Dataset entries -
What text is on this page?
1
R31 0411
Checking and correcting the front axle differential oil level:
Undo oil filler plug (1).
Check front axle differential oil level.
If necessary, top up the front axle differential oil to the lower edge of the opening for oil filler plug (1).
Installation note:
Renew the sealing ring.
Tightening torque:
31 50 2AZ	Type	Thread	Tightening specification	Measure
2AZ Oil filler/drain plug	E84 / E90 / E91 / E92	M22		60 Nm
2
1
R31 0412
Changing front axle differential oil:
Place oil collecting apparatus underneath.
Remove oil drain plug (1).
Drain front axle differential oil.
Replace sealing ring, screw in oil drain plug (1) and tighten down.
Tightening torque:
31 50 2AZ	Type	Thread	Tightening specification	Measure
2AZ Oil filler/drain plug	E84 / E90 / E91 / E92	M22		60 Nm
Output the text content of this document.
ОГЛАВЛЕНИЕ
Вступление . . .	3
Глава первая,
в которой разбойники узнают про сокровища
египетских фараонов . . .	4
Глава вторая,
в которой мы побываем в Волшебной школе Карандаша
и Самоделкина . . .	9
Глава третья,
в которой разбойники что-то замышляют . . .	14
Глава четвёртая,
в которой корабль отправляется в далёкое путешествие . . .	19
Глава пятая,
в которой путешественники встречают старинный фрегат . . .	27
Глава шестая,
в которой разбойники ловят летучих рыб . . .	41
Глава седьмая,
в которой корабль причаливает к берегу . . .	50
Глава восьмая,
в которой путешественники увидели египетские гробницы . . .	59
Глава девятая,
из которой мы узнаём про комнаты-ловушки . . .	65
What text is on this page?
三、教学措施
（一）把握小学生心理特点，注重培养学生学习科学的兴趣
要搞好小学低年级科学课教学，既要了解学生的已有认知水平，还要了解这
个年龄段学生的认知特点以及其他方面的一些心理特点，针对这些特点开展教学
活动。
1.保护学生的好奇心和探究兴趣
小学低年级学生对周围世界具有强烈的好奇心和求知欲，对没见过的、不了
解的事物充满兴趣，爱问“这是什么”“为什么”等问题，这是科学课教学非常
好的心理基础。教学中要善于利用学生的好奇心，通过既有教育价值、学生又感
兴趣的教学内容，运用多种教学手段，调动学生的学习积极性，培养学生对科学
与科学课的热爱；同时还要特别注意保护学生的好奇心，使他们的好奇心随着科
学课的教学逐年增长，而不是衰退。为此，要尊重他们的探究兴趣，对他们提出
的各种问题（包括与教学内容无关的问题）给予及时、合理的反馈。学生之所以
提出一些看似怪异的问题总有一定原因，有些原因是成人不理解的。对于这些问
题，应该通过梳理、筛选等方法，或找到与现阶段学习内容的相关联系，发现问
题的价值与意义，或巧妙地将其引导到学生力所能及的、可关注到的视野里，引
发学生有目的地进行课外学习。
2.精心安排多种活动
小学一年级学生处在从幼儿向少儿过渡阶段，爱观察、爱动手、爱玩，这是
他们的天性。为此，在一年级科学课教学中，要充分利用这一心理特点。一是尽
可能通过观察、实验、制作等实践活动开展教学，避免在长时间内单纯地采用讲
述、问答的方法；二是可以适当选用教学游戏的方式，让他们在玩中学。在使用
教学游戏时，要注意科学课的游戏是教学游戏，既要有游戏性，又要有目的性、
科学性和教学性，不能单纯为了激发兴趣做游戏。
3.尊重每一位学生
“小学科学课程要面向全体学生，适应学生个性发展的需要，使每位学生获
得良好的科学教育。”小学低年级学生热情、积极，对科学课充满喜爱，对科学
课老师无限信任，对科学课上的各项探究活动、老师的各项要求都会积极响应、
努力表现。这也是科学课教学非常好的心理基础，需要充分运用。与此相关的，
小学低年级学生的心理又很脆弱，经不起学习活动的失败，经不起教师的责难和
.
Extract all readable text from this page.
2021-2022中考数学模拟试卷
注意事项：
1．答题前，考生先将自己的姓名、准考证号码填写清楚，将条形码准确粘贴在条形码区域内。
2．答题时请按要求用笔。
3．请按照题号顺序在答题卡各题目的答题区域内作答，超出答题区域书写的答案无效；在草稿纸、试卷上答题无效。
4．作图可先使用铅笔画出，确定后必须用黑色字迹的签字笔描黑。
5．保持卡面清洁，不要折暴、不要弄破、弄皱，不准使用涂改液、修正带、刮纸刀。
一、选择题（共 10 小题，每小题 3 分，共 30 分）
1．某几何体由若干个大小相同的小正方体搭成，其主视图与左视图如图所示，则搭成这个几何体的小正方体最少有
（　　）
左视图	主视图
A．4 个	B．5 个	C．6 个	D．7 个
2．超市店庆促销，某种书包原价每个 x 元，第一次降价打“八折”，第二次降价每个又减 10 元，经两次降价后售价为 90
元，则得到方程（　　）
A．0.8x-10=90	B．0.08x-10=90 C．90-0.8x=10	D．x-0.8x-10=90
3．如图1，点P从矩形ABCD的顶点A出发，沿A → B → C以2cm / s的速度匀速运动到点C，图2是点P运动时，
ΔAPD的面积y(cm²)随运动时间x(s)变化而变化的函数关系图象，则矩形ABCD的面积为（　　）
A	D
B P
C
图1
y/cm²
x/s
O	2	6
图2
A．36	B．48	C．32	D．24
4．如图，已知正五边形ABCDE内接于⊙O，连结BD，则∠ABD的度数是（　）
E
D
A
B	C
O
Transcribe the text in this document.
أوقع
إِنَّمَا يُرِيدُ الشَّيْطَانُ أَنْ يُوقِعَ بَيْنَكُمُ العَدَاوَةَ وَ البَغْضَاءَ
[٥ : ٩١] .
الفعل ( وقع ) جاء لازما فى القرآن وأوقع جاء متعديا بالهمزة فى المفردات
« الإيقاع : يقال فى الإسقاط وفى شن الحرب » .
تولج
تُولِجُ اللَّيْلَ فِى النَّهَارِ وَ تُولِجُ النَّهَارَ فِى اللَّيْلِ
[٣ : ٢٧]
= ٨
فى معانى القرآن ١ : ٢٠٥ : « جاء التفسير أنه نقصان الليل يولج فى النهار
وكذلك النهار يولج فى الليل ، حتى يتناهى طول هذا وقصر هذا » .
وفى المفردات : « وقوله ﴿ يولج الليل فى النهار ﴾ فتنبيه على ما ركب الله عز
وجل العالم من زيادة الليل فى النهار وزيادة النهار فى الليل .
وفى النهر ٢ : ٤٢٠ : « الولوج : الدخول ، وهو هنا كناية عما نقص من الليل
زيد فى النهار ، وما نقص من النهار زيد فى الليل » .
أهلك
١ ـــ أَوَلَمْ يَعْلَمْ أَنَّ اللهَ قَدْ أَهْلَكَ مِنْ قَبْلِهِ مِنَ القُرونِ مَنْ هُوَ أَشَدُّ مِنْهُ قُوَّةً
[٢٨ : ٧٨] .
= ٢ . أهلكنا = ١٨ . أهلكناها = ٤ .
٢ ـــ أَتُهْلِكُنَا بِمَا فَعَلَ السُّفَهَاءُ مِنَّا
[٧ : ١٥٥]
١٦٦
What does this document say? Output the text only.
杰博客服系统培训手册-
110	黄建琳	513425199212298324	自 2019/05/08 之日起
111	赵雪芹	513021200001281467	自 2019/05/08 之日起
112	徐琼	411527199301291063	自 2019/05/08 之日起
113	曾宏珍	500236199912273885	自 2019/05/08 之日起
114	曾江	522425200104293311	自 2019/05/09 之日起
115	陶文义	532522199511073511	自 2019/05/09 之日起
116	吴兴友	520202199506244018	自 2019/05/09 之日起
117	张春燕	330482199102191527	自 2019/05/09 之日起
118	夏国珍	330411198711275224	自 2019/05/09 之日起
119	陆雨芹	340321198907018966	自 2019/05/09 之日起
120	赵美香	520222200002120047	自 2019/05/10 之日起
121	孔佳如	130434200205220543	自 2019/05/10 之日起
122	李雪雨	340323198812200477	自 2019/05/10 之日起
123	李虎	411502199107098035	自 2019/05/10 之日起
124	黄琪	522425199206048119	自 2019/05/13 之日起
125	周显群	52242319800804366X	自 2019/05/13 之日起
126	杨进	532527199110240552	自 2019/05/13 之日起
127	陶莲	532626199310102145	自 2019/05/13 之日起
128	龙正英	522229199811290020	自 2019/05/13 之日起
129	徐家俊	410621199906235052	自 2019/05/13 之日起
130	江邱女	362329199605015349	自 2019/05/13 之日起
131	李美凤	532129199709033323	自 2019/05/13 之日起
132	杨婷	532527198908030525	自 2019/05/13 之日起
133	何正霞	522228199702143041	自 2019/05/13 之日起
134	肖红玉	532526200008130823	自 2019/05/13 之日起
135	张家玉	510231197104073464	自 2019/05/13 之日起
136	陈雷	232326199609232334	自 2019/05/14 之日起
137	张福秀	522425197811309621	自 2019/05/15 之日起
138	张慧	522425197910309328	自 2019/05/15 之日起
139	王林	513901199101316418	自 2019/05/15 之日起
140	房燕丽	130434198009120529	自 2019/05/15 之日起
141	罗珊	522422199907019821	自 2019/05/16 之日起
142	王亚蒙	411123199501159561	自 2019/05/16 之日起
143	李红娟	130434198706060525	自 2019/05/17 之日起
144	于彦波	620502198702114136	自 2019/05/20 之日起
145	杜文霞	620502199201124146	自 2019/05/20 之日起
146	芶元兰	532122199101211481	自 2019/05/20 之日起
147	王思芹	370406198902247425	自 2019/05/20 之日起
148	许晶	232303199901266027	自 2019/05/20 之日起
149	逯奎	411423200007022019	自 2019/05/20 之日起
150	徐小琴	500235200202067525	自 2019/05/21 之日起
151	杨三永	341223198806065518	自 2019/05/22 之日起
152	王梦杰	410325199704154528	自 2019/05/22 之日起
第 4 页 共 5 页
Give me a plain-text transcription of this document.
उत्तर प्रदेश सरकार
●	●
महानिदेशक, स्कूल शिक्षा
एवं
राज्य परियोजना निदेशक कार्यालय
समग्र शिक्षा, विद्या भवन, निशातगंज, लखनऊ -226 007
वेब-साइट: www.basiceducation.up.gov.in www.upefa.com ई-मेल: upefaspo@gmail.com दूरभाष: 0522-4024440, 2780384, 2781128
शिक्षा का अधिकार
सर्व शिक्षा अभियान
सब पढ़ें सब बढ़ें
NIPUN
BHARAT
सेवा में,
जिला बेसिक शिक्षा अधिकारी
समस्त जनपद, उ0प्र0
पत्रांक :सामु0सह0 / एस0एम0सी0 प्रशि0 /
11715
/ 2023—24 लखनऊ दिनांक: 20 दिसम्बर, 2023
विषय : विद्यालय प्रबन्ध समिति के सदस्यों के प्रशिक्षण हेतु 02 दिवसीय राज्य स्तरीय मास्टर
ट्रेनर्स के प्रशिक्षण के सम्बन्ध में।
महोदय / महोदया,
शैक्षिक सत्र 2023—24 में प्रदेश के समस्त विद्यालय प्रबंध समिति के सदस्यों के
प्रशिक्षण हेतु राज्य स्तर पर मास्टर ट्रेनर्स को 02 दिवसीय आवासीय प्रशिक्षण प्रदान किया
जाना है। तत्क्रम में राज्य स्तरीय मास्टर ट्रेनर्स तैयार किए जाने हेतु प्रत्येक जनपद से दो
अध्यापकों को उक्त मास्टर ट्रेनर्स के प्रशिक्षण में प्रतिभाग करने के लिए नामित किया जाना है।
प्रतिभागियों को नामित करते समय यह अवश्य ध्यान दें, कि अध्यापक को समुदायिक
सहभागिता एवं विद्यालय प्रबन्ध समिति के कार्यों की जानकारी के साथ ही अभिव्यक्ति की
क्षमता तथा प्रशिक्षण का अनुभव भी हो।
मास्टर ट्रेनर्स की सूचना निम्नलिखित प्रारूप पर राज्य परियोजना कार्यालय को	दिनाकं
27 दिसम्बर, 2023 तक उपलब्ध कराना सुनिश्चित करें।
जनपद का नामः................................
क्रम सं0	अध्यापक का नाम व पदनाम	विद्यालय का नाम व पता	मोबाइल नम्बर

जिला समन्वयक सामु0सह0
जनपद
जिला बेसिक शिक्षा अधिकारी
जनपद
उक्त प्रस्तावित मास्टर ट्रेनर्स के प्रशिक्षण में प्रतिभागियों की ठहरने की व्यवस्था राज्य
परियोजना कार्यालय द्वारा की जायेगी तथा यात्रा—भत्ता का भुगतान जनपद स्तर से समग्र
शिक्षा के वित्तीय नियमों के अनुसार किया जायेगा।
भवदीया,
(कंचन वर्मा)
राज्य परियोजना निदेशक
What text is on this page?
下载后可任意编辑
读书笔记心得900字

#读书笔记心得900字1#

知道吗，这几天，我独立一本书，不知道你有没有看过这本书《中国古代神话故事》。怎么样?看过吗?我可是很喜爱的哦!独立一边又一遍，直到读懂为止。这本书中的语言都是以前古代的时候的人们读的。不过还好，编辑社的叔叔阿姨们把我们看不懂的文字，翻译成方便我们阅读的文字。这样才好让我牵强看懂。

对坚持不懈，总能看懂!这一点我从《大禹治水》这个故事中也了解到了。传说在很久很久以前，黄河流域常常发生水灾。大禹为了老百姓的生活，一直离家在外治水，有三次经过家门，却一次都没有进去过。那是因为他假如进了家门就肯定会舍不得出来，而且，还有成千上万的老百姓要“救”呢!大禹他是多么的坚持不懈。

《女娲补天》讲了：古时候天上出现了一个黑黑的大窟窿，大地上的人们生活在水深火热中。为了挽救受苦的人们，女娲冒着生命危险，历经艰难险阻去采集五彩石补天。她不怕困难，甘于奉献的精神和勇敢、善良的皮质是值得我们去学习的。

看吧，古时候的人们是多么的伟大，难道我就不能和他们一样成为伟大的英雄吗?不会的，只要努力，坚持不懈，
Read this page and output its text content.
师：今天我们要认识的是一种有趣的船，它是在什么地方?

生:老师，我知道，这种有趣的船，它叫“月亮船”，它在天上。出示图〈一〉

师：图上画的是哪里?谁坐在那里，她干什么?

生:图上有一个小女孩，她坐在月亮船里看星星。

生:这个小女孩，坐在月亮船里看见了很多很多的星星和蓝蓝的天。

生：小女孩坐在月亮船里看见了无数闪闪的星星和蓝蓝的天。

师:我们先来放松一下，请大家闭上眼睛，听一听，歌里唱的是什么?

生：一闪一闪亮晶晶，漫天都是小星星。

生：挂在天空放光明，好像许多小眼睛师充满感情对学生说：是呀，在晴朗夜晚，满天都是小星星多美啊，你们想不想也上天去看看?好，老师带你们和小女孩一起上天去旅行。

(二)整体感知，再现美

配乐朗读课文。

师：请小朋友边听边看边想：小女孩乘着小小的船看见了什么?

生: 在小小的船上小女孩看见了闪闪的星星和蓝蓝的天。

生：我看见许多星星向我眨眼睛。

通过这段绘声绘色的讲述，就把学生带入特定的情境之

TASK INSTRUCTIONS -
Using the records above, copy each line that contains "plug".

SOLUTION FOR THIS PROBLEM -
Undo oil filler plug (1).
If necessary, top up the front axle differential oil to the lower edge of the opening for oil filler plug (1).
2AZ Oil filler/drain plug	E84 / E90 / E91 / E92	M22		60 Nm
Remove oil drain plug (1).
Replace sealing ring, screw in oil drain plug (1) and tighten down.
2AZ Oil filler/drain plug	E84 / E90 / E91 / E92	M22		60 Nm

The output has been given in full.